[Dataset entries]

━━━━━━━━━━━━━━━━

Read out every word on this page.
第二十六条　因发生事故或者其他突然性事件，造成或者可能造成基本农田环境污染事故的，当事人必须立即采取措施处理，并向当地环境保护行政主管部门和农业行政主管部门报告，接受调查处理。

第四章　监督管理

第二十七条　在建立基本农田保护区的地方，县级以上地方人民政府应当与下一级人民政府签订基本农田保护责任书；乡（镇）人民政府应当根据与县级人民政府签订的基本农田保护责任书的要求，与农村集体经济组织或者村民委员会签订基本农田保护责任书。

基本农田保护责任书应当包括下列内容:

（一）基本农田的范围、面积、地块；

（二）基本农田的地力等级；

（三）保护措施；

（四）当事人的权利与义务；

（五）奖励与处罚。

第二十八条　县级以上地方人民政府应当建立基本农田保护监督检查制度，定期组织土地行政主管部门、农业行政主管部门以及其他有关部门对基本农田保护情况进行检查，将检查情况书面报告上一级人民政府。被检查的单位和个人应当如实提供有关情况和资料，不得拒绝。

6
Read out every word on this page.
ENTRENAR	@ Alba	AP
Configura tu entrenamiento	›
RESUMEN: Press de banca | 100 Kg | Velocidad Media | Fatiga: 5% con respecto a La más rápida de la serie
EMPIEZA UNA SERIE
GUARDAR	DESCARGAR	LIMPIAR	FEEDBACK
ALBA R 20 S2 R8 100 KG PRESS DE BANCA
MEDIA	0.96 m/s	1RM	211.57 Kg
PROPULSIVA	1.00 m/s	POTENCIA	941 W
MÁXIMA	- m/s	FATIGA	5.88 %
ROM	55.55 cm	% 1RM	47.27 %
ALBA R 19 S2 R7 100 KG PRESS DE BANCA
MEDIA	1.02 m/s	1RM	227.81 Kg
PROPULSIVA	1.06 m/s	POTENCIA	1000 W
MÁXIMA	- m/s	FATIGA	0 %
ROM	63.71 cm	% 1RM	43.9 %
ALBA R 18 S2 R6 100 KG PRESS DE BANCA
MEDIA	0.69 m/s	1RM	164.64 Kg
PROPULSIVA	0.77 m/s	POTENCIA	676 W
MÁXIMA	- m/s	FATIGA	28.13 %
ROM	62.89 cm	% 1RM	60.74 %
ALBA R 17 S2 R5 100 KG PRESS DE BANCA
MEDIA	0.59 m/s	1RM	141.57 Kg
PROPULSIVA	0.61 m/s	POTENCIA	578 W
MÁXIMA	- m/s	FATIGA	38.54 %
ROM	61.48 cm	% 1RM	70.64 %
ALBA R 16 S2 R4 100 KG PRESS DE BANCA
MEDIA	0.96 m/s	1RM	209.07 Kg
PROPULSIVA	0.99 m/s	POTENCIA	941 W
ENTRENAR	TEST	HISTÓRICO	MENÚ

━━━━━━━━━━━━━━━━

Only lines with the word "POTENCIA" should be collected from the material.

PROPULSIVA	1.00 m/s	POTENCIA	941 W
PROPULSIVA	1.06 m/s	POTENCIA	1000 W
PROPULSIVA	0.77 m/s	POTENCIA	676 W
PROPULSIVA	0.61 m/s	POTENCIA	578 W
PROPULSIVA	0.99 m/s	POTENCIA	941 W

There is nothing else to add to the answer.